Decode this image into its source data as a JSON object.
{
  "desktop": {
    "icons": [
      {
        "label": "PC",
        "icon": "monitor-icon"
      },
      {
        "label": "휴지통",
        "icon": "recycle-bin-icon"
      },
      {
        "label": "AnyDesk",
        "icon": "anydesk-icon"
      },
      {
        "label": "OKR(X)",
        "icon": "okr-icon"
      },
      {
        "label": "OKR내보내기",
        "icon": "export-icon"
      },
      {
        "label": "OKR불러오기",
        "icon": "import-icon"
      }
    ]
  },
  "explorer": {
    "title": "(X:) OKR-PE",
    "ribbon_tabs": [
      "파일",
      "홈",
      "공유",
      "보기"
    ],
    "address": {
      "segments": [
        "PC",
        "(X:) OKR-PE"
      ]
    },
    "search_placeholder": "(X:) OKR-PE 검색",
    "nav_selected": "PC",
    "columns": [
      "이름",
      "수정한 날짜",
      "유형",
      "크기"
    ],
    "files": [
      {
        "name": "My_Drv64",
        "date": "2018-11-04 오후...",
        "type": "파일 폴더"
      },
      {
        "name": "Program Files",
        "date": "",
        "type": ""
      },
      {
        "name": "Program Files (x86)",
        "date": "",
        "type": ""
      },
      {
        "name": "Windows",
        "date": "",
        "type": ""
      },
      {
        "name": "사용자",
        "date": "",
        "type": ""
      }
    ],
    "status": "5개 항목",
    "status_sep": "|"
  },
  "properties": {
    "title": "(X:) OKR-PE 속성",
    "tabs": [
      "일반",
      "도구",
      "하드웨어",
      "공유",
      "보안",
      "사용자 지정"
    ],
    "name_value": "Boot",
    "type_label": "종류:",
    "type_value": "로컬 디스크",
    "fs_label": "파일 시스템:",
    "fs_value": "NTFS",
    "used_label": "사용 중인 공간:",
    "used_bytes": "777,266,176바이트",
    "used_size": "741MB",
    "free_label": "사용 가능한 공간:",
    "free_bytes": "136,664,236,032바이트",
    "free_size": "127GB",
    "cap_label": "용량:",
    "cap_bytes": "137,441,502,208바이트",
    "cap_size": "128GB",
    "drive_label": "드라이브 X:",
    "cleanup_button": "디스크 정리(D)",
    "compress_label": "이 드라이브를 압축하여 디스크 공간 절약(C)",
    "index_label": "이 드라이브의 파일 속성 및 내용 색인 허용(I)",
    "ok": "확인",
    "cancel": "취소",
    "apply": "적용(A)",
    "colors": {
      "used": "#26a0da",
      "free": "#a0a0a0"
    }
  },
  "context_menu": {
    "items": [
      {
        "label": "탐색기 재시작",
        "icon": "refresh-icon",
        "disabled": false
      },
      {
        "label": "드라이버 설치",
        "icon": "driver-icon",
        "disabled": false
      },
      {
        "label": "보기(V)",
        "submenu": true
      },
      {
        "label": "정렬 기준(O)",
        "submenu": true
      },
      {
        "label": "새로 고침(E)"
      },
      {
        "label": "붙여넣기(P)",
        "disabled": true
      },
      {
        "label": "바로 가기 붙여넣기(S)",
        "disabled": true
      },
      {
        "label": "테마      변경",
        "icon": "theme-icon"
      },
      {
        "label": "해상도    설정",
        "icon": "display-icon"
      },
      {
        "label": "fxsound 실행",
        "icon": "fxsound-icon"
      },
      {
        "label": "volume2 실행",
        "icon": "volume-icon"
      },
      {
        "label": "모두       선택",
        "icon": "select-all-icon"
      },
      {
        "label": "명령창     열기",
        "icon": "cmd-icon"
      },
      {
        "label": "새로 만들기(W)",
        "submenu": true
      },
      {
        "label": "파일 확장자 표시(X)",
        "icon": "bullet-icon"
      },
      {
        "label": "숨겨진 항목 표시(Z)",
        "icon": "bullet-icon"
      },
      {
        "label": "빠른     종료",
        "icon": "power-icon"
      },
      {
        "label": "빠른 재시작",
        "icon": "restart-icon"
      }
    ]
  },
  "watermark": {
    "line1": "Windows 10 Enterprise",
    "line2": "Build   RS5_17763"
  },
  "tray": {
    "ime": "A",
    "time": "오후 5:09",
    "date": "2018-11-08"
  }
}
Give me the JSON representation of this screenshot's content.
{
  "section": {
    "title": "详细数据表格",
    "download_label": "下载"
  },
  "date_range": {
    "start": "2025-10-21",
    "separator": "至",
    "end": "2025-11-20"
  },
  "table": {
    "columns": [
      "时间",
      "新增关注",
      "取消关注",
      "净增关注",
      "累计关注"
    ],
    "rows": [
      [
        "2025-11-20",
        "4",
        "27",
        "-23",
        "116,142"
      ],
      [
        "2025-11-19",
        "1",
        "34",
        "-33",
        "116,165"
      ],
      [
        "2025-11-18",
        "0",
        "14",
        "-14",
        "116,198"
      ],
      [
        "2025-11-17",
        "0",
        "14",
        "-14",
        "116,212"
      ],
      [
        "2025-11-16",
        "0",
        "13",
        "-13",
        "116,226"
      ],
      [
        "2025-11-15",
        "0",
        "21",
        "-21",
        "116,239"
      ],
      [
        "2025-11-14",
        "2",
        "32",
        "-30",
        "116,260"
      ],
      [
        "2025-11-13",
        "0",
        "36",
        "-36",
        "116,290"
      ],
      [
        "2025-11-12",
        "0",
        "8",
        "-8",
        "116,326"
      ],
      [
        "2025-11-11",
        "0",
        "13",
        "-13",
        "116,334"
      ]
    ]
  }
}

▶ _WORK TO DO_
Copy exactly the line containing "Give me the" and every line after it, ending with the last line of the records above.

▶ _WRITTEN SOLUTION_
Give me the JSON representation of this screenshot's content.
{
  "section": {
    "title": "详细数据表格",
    "download_label": "下载"
  },
  "date_range": {
    "start": "2025-10-21",
    "separator": "至",
    "end": "2025-11-20"
  },
  "table": {
    "columns": [
      "时间",
      "新增关注",
      "取消关注",
      "净增关注",
      "累计关注"
    ],
    "rows": [
      [
        "2025-11-20",
        "4",
        "27",
        "-23",
        "116,142"
      ],
      [
        "2025-11-19",
        "1",
        "34",
        "-33",
        "116,165"
      ],
      [
        "2025-11-18",
        "0",
        "14",
        "-14",
        "116,198"
      ],
      [
        "2025-11-17",
        "0",
        "14",
        "-14",
        "116,212"
      ],
      [
        "2025-11-16",
        "0",
        "13",
        "-13",
        "116,226"
      ],
      [
        "2025-11-15",
        "0",
        "21",
        "-21",
        "116,239"
      ],
      [
        "2025-11-14",
        "2",
        "32",
        "-30",
        "116,260"
      ],
      [
        "2025-11-13",
        "0",
        "36",
        "-36",
        "116,290"
      ],
      [
        "2025-11-12",
        "0",
        "8",
        "-8",
        "116,326"
      ],
      [
        "2025-11-11",
        "0",
        "13",
        "-13",
        "116,334"
      ]
    ]
  }
}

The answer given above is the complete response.